## Task requirements:
Give only the number of lines where "picture" occurs.

Dataset items:

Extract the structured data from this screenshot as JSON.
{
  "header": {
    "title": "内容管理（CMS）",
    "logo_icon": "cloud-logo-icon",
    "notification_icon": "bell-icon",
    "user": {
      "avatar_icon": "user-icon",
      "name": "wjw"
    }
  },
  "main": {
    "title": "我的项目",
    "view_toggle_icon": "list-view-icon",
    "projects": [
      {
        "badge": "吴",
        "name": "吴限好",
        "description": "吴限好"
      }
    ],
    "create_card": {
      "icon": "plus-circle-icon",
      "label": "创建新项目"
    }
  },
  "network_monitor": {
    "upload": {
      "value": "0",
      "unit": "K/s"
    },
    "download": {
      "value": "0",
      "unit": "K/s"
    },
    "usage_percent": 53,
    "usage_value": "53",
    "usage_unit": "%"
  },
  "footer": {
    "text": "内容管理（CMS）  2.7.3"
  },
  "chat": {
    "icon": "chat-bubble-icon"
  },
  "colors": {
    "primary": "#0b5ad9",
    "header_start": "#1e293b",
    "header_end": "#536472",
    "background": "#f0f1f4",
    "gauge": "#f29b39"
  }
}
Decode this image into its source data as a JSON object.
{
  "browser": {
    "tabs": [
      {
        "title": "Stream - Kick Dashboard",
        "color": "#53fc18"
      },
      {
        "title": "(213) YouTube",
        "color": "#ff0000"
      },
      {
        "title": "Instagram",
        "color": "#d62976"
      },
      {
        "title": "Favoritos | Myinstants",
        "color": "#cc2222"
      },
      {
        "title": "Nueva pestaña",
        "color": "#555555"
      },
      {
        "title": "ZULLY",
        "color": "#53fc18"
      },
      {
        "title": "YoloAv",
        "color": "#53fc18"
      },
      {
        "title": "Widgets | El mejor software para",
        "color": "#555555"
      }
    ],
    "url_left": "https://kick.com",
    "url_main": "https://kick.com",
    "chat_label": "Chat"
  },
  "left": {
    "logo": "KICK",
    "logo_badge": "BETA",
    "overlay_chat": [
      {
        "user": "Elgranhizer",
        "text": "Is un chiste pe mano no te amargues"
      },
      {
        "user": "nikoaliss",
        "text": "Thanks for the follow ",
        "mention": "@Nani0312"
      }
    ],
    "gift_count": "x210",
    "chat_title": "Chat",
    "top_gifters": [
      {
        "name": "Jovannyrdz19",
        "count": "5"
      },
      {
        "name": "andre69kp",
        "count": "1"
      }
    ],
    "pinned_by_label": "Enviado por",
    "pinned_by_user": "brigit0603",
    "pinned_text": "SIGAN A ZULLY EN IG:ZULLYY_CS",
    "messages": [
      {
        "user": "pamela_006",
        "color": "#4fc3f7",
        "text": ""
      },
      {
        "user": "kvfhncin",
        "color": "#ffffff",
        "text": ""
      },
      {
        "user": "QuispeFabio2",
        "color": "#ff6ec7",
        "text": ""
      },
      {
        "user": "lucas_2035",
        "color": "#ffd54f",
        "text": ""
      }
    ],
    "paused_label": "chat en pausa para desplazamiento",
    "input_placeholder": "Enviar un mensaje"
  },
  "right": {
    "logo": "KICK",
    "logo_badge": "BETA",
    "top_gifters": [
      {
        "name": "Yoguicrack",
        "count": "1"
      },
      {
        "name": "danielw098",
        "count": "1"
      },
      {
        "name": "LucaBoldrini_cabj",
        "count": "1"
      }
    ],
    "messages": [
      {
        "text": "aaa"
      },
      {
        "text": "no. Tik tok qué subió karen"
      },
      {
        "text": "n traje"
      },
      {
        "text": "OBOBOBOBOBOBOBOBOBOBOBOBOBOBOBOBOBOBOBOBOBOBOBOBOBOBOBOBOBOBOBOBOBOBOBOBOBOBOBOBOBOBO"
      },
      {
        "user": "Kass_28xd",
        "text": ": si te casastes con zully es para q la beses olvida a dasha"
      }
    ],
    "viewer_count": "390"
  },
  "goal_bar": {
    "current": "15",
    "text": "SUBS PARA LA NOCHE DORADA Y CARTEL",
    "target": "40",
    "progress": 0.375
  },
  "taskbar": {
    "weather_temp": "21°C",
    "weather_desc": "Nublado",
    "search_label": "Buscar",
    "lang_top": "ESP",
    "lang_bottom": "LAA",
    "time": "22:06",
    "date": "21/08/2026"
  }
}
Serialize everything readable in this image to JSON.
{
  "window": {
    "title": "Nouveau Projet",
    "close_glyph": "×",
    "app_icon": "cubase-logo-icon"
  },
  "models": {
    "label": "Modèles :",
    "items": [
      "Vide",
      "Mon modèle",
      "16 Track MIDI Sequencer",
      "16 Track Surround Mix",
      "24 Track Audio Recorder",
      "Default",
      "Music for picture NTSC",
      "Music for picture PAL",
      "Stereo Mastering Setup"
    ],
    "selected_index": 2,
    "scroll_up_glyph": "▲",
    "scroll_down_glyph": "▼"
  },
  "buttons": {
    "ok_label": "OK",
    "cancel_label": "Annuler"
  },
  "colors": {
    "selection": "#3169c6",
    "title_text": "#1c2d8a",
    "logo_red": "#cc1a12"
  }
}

## Task solution:
2